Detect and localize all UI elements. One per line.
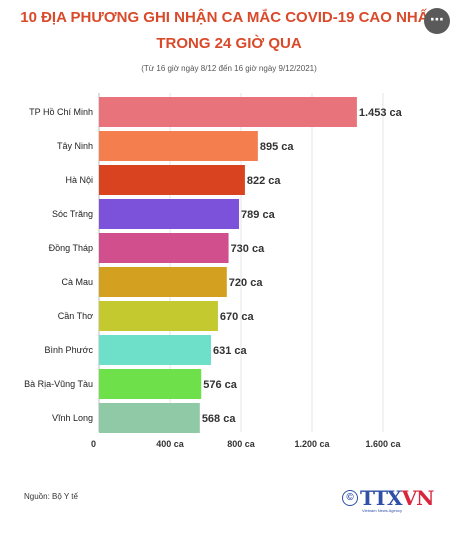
bar <box>99 131 258 161</box>
x-tick-label: 400 ca <box>156 439 185 449</box>
bar <box>99 369 202 399</box>
bar <box>99 301 218 331</box>
x-tick-label: 1.200 ca <box>294 439 330 449</box>
value-label: 576 ca <box>203 379 238 391</box>
bar <box>99 267 227 297</box>
chart-title-line-1: 10 ĐỊA PHƯƠNG GHI NHẬN CA MẮC COVID-19 C… <box>20 9 438 26</box>
category-label: Cà Mau <box>61 277 93 287</box>
chart-subtitle: (Từ 16 giờ ngày 8/12 đến 16 giờ ngày 9/1… <box>141 64 317 73</box>
source-note: Nguồn: Bộ Y tế <box>24 492 78 501</box>
category-label: Tây Ninh <box>57 141 93 151</box>
x-tick-label: 800 ca <box>227 439 256 449</box>
bar <box>99 165 245 195</box>
value-label: 1.453 ca <box>359 107 403 119</box>
value-label: 631 ca <box>213 345 248 357</box>
bar <box>99 199 240 229</box>
category-label: TP Hồ Chí Minh <box>29 107 93 117</box>
category-label: Bà Rịa-Vũng Tàu <box>24 379 93 389</box>
category-label: Bình Phước <box>45 345 94 355</box>
category-label: Hà Nội <box>65 175 93 185</box>
value-label: 670 ca <box>220 311 255 323</box>
value-label: 789 ca <box>241 209 276 221</box>
bar-chart: 0 400 ca 800 ca 1.200 ca 1.600 ca TP Hồ Chí M… <box>24 93 403 449</box>
category-label: Cần Thơ <box>58 311 93 321</box>
x-tick-label: 0 <box>91 439 96 449</box>
value-label: 895 ca <box>260 141 295 153</box>
ttxvn-logo: © TTXVN Vietnam News Agency <box>342 486 434 516</box>
value-label: 568 ca <box>202 413 237 425</box>
bar <box>99 97 357 127</box>
copyright-icon: © <box>342 490 358 506</box>
more-dots-icon[interactable]: ⋯ <box>424 8 450 34</box>
category-label: Đồng Tháp <box>49 243 93 253</box>
category-label: Sóc Trăng <box>52 209 93 219</box>
bar <box>99 335 212 365</box>
x-tick-label: 1.600 ca <box>365 439 401 449</box>
value-label: 822 ca <box>247 175 282 187</box>
chart-title-line-2: TRONG 24 GIỜ QUA <box>156 35 302 52</box>
bar <box>99 403 200 433</box>
value-label: 720 ca <box>229 277 264 289</box>
category-label: Vĩnh Long <box>52 413 93 423</box>
value-label: 730 ca <box>231 243 266 255</box>
bar <box>99 233 229 263</box>
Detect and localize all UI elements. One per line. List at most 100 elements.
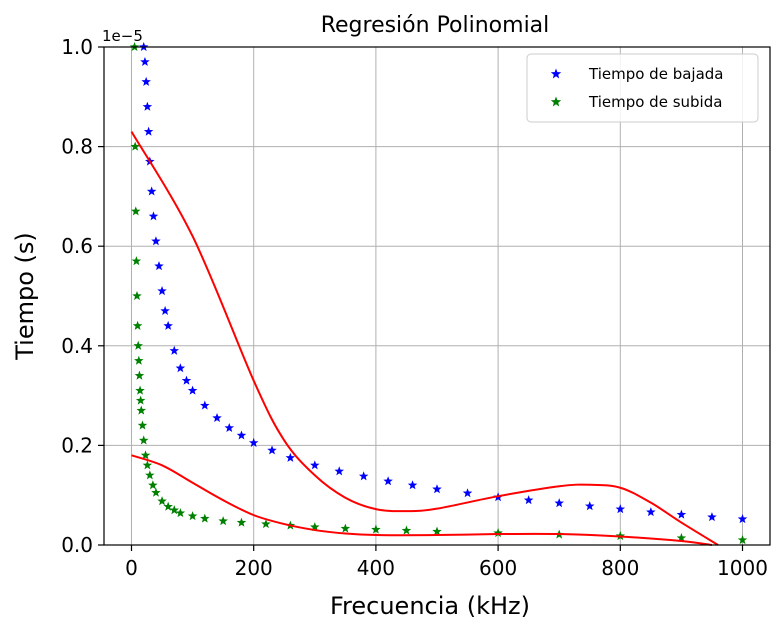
- data-point: [154, 261, 164, 271]
- data-point: [737, 535, 748, 545]
- data-point: [585, 501, 595, 511]
- data-point: [134, 370, 145, 380]
- data-point: [646, 507, 656, 517]
- y-tick-label: 0.6: [61, 234, 93, 258]
- data-point: [181, 375, 192, 385]
- y-tick-label: 0.4: [61, 334, 93, 358]
- data-point: [132, 320, 143, 330]
- data-point: [157, 286, 167, 296]
- data-point: [212, 413, 222, 423]
- data-point: [236, 517, 247, 527]
- data-point: [142, 101, 153, 111]
- data-point: [131, 256, 142, 266]
- data-point: [401, 525, 412, 535]
- plot-frame: [103, 46, 771, 546]
- data-point: [148, 480, 158, 490]
- data-point: [200, 400, 210, 410]
- data-point: [163, 320, 173, 330]
- data-point: [554, 498, 564, 508]
- legend-marker: [550, 68, 562, 79]
- data-point: [432, 484, 442, 494]
- plot-background: [104, 47, 770, 545]
- data-point: [169, 345, 180, 355]
- data-point: [707, 512, 717, 522]
- y-tick-label: 0.2: [61, 433, 93, 457]
- data-point: [148, 211, 159, 221]
- data-point: [737, 514, 748, 524]
- data-point: [371, 524, 381, 534]
- data-point: [358, 471, 369, 481]
- data-point: [340, 523, 351, 533]
- data-point: [248, 437, 259, 447]
- data-point: [615, 504, 626, 514]
- data-point: [133, 340, 143, 350]
- legend: Tiempo de bajada Tiempo de subida: [526, 53, 759, 123]
- data-point: [523, 495, 534, 505]
- data-point: [137, 420, 148, 430]
- data-point: [146, 186, 157, 196]
- grid: [104, 46, 770, 546]
- data-point: [218, 516, 228, 526]
- data-point: [236, 430, 247, 440]
- y-axis-ticks: 0.0 0.2 0.4 0.6 0.8 1.0: [61, 35, 104, 557]
- data-point: [310, 522, 320, 532]
- data-point: [140, 56, 150, 66]
- data-point: [145, 470, 155, 480]
- y-tick-label: 0.8: [61, 135, 93, 159]
- legend-marker: [550, 96, 562, 107]
- x-tick-label: 600: [479, 556, 517, 580]
- data-point: [169, 505, 180, 515]
- data-point: [267, 445, 277, 455]
- data-point: [676, 533, 687, 543]
- data-point: [676, 509, 687, 519]
- data-point: [310, 460, 320, 470]
- fit-line: [130, 131, 719, 546]
- data-point: [131, 206, 141, 216]
- data-point: [175, 508, 186, 518]
- series-1: [138, 42, 748, 524]
- y-tick-label: 0.0: [61, 533, 93, 557]
- x-tick-label: 400: [357, 556, 395, 580]
- data-point: [200, 513, 210, 523]
- data-point: [334, 466, 344, 476]
- chart-title: Regresión Polinomial: [321, 13, 550, 38]
- fit-lines: [130, 131, 719, 546]
- x-axis-ticks: 0 200 400 600 800 1000: [125, 545, 768, 580]
- data-point: [142, 460, 153, 470]
- data-point: [224, 422, 235, 433]
- data-point: [493, 528, 503, 538]
- data-point: [151, 487, 161, 497]
- data-point: [160, 305, 170, 315]
- data-point: [175, 363, 186, 373]
- data-point: [143, 126, 154, 136]
- y-axis-label: Tiempo (s): [11, 232, 39, 361]
- data-point: [187, 385, 198, 395]
- fit-line: [131, 454, 713, 546]
- data-point: [407, 480, 418, 490]
- y-axis-offset-label: 1e−5: [102, 27, 143, 45]
- legend-entry-label: Tiempo de bajada: [588, 65, 723, 83]
- data-point: [132, 291, 142, 301]
- data-point: [135, 385, 145, 395]
- data-point: [462, 488, 473, 498]
- data-point: [136, 405, 147, 415]
- data-point: [138, 435, 149, 445]
- data-point: [383, 476, 393, 486]
- data-point: [187, 511, 198, 521]
- x-axis-label: Frecuencia (kHz): [330, 592, 530, 619]
- y-tick-label: 1.0: [61, 35, 93, 59]
- data-point: [140, 450, 151, 460]
- data-point: [163, 501, 173, 511]
- x-tick-label: 0: [125, 556, 138, 580]
- x-tick-label: 800: [601, 556, 639, 580]
- x-tick-label: 1000: [717, 556, 768, 580]
- data-point: [141, 76, 151, 86]
- x-tick-label: 200: [235, 556, 273, 580]
- data-point: [285, 452, 296, 462]
- data-point: [130, 141, 140, 151]
- data-point: [432, 526, 442, 536]
- data-point: [157, 496, 167, 506]
- data-point: [134, 355, 144, 365]
- data-point: [151, 236, 161, 246]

[BRIEF]: Can you copy out, unchanged, the lines from the one containing "- data-point: [154, 261, 164, 271]" through the one containing "- data-point: [163, 320, 173, 330]", including both of those lines?

[RESPONSE BELOW]:
- data-point: [154, 261, 164, 271]
- data-point: [737, 535, 748, 545]
- data-point: [585, 501, 595, 511]
- data-point: [134, 370, 145, 380]
- data-point: [646, 507, 656, 517]
- y-tick-label: 0.6: [61, 234, 93, 258]
- data-point: [181, 375, 192, 385]
- y-tick-label: 0.4: [61, 334, 93, 358]
- data-point: [132, 320, 143, 330]
- data-point: [157, 286, 167, 296]
- data-point: [212, 413, 222, 423]
- data-point: [236, 517, 247, 527]
- data-point: [142, 101, 153, 111]
- data-point: [131, 256, 142, 266]
- data-point: [401, 525, 412, 535]
- plot-frame: [103, 46, 771, 546]
- data-point: [148, 480, 158, 490]
- data-point: [200, 400, 210, 410]
- data-point: [163, 320, 173, 330]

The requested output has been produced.